►
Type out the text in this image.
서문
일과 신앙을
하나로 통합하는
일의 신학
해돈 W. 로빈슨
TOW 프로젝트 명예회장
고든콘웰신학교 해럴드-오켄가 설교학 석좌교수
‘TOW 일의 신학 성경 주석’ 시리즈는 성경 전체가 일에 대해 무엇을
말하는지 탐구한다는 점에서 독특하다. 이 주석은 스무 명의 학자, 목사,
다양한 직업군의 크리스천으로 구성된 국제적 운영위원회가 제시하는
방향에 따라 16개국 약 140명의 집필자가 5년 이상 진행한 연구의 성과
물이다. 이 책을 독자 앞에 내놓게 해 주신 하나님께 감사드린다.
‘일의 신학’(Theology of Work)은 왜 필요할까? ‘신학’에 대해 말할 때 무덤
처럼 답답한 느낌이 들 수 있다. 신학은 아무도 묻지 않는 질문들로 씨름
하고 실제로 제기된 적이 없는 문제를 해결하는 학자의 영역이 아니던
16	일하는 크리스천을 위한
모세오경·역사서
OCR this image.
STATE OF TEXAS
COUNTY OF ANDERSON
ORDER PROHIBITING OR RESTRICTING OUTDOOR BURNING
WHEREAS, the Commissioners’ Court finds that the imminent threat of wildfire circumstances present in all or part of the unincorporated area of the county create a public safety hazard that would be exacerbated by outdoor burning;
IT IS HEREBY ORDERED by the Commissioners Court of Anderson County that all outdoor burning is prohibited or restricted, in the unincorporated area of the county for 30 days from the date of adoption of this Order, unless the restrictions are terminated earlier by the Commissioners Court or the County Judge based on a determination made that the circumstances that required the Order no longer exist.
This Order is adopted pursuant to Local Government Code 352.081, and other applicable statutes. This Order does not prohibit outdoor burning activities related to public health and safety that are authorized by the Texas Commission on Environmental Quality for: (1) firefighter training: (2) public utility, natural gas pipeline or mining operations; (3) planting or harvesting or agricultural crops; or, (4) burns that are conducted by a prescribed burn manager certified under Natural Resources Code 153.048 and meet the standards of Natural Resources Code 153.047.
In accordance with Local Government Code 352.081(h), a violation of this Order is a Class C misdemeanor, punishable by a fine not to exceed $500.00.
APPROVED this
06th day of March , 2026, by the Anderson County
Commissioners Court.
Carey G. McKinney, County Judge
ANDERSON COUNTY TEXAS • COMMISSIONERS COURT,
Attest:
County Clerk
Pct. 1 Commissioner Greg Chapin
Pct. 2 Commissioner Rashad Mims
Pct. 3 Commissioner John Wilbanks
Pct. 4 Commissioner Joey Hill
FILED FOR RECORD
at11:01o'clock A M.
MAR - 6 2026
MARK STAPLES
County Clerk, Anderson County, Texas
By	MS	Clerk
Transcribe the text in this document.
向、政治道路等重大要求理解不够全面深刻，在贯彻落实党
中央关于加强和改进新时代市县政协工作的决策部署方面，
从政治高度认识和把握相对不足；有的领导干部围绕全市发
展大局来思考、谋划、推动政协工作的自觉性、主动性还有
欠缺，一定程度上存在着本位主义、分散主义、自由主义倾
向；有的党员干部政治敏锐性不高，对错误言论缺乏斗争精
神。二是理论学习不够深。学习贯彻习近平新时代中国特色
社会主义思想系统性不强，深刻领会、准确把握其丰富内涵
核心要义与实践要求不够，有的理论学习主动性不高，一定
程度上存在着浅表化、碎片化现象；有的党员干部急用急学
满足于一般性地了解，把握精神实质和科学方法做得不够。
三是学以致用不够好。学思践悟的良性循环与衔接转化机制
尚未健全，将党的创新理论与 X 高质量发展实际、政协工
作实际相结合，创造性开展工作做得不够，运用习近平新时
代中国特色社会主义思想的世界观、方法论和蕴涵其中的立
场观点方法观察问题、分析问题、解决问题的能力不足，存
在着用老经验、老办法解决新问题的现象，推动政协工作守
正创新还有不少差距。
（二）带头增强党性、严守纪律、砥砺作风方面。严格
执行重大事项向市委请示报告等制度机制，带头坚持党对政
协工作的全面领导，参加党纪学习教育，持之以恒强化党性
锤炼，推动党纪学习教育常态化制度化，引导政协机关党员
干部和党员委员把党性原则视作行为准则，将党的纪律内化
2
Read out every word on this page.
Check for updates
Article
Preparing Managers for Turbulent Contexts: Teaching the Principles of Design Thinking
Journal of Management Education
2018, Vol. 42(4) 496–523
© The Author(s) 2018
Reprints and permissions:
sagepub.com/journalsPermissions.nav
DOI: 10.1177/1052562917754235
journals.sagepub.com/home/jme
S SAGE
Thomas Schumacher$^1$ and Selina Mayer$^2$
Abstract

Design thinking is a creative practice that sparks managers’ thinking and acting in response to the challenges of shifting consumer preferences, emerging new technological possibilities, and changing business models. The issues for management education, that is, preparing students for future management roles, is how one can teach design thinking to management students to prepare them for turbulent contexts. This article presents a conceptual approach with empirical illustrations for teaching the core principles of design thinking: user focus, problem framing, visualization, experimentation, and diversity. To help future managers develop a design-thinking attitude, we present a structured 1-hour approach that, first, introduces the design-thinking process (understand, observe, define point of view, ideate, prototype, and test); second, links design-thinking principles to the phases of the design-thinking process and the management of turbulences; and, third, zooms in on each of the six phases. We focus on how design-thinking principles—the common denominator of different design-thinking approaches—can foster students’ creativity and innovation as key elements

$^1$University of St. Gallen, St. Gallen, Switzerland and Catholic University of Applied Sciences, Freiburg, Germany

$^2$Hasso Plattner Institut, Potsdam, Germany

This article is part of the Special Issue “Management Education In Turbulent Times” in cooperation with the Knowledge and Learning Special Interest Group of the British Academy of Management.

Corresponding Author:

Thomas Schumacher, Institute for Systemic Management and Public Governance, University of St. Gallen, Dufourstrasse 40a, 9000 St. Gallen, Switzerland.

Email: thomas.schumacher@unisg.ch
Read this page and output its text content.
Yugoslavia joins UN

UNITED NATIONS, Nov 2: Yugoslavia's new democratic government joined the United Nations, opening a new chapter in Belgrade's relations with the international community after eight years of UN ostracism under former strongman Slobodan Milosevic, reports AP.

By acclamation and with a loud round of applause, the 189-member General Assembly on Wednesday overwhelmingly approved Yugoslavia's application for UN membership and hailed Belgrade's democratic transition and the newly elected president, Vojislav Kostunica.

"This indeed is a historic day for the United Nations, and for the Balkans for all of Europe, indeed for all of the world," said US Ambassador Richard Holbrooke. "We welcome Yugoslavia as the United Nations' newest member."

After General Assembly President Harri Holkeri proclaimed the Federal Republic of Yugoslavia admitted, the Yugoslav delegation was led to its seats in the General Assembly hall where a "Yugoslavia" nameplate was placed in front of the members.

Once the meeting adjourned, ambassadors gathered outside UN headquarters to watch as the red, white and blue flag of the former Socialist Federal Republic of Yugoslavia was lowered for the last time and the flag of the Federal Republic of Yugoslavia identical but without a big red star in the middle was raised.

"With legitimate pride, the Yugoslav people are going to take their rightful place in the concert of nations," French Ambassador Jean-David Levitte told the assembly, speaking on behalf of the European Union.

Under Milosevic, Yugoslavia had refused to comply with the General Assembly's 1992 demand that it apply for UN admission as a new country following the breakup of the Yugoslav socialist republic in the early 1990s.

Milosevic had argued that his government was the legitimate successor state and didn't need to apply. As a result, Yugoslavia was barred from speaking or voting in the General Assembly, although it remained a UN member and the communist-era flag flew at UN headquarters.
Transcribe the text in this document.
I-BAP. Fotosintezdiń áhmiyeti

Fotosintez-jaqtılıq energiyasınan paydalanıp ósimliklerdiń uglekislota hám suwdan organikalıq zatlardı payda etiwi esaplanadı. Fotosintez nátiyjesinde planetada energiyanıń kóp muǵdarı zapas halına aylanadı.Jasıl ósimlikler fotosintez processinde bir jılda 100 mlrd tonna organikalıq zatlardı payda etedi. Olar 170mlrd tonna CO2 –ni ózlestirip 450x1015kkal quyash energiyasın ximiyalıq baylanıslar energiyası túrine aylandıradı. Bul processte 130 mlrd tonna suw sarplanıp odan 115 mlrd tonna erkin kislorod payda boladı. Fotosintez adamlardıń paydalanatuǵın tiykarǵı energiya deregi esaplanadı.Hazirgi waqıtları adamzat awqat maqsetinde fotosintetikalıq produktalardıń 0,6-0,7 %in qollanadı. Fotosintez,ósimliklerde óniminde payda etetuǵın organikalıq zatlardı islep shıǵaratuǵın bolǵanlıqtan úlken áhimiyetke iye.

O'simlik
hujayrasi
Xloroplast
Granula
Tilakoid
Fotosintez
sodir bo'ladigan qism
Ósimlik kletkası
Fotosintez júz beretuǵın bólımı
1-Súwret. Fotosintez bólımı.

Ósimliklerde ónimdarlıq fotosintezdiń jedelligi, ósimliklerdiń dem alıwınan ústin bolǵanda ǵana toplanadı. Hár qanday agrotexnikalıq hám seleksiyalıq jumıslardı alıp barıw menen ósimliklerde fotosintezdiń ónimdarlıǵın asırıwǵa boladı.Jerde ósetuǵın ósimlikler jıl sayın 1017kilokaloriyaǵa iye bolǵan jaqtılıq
◄
▸ **Written problem**:
Look through the records and gather each line with the word "bólımı".

▸ **Task response**:
Fotosintez júz beretuǵın bólımı
1-Súwret. Fotosintez bólımı.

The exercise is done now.